EXERCISE INSTRUCTIONS:
Extract the full set of records that follows, word for word.

THE DATA:
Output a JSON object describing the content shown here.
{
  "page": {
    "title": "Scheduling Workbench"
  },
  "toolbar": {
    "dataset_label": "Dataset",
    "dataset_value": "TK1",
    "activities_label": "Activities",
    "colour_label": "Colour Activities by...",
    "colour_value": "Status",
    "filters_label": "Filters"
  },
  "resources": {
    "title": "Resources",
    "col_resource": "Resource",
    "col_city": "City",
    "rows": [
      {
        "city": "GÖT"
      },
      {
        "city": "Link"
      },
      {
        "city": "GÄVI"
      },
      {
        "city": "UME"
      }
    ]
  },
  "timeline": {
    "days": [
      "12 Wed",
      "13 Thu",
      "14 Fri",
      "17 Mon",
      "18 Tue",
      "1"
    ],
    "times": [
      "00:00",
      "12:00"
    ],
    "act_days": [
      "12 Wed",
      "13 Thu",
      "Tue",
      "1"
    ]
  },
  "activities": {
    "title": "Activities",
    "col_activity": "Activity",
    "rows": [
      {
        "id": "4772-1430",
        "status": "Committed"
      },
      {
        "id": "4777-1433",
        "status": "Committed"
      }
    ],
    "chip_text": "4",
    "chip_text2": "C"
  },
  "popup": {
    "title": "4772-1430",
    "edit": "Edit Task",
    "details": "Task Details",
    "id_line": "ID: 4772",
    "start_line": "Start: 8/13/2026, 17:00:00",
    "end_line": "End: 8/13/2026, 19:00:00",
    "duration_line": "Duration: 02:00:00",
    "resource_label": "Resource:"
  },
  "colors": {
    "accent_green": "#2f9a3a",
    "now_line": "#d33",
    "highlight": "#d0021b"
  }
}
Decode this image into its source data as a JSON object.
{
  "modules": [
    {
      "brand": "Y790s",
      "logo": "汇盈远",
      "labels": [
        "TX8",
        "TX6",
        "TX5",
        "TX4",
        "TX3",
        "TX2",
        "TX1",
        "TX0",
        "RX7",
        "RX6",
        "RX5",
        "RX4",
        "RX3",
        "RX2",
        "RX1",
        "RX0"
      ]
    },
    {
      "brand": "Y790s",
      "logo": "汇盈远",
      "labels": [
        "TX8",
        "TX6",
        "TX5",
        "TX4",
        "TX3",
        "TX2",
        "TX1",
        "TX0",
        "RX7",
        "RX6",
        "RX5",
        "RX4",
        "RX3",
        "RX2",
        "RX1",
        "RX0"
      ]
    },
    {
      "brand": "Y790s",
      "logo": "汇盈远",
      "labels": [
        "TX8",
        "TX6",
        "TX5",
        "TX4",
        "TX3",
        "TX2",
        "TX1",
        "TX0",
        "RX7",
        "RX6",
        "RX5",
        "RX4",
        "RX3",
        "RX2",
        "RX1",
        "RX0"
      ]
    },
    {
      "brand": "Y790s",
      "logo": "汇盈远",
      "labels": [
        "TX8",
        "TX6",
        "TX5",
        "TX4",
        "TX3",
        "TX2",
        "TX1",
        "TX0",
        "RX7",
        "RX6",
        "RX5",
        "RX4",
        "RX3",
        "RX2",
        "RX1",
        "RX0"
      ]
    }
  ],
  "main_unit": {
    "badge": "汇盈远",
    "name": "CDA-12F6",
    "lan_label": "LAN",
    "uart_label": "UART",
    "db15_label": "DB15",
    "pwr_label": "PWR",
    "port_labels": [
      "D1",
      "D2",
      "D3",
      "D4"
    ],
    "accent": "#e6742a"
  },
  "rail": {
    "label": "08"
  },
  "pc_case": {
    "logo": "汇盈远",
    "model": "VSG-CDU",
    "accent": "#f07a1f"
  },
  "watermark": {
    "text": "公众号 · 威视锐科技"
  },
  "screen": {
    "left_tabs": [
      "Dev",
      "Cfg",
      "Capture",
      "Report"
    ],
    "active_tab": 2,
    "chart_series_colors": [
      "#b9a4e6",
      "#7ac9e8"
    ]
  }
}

THE SOLUTION:
Output a JSON object describing the content shown here.
{
  "page": {
    "title": "Scheduling Workbench"
  },
  "toolbar": {
    "dataset_label": "Dataset",
    "dataset_value": "TK1",
    "activities_label": "Activities",
    "colour_label": "Colour Activities by...",
    "colour_value": "Status",
    "filters_label": "Filters"
  },
  "resources": {
    "title": "Resources",
    "col_resource": "Resource",
    "col_city": "City",
    "rows": [
      {
        "city": "GÖT"
      },
      {
        "city": "Link"
      },
      {
        "city": "GÄVI"
      },
      {
        "city": "UME"
      }
    ]
  },
  "timeline": {
    "days": [
      "12 Wed",
      "13 Thu",
      "14 Fri",
      "17 Mon",
      "18 Tue",
      "1"
    ],
    "times": [
      "00:00",
      "12:00"
    ],
    "act_days": [
      "12 Wed",
      "13 Thu",
      "Tue",
      "1"
    ]
  },
  "activities": {
    "title": "Activities",
    "col_activity": "Activity",
    "rows": [
      {
        "id": "4772-1430",
        "status": "Committed"
      },
      {
        "id": "4777-1433",
        "status": "Committed"
      }
    ],
    "chip_text": "4",
    "chip_text2": "C"
  },
  "popup": {
    "title": "4772-1430",
    "edit": "Edit Task",
    "details": "Task Details",
    "id_line": "ID: 4772",
    "start_line": "Start: 8/13/2026, 17:00:00",
    "end_line": "End: 8/13/2026, 19:00:00",
    "duration_line": "Duration: 02:00:00",
    "resource_label": "Resource:"
  },
  "colors": {
    "accent_green": "#2f9a3a",
    "now_line": "#d33",
    "highlight": "#d0021b"
  }
}
Decode this image into its source data as a JSON object.
{
  "modules": [
    {
      "brand": "Y790s",
      "logo": "汇盈远",
      "labels": [
        "TX8",
        "TX6",
        "TX5",
        "TX4",
        "TX3",
        "TX2",
        "TX1",
        "TX0",
        "RX7",
        "RX6",
        "RX5",
        "RX4",
        "RX3",
        "RX2",
        "RX1",
        "RX0"
      ]
    },
    {
      "brand": "Y790s",
      "logo": "汇盈远",
      "labels": [
        "TX8",
        "TX6",
        "TX5",
        "TX4",
        "TX3",
        "TX2",
        "TX1",
        "TX0",
        "RX7",
        "RX6",
        "RX5",
        "RX4",
        "RX3",
        "RX2",
        "RX1",
        "RX0"
      ]
    },
    {
      "brand": "Y790s",
      "logo": "汇盈远",
      "labels": [
        "TX8",
        "TX6",
        "TX5",
        "TX4",
        "TX3",
        "TX2",
        "TX1",
        "TX0",
        "RX7",
        "RX6",
        "RX5",
        "RX4",
        "RX3",
        "RX2",
        "RX1",
        "RX0"
      ]
    },
    {
      "brand": "Y790s",
      "logo": "汇盈远",
      "labels": [
        "TX8",
        "TX6",
        "TX5",
        "TX4",
        "TX3",
        "TX2",
        "TX1",
        "TX0",
        "RX7",
        "RX6",
        "RX5",
        "RX4",
        "RX3",
        "RX2",
        "RX1",
        "RX0"
      ]
    }
  ],
  "main_unit": {
    "badge": "汇盈远",
    "name": "CDA-12F6",
    "lan_label": "LAN",
    "uart_label": "UART",
    "db15_label": "DB15",
    "pwr_label": "PWR",
    "port_labels": [
      "D1",
      "D2",
      "D3",
      "D4"
    ],
    "accent": "#e6742a"
  },
  "rail": {
    "label": "08"
  },
  "pc_case": {
    "logo": "汇盈远",
    "model": "VSG-CDU",
    "accent": "#f07a1f"
  },
  "watermark": {
    "text": "公众号 · 威视锐科技"
  },
  "screen": {
    "left_tabs": [
      "Dev",
      "Cfg",
      "Capture",
      "Report"
    ],
    "active_tab": 2,
    "chart_series_colors": [
      "#b9a4e6",
      "#7ac9e8"
    ]
  }
}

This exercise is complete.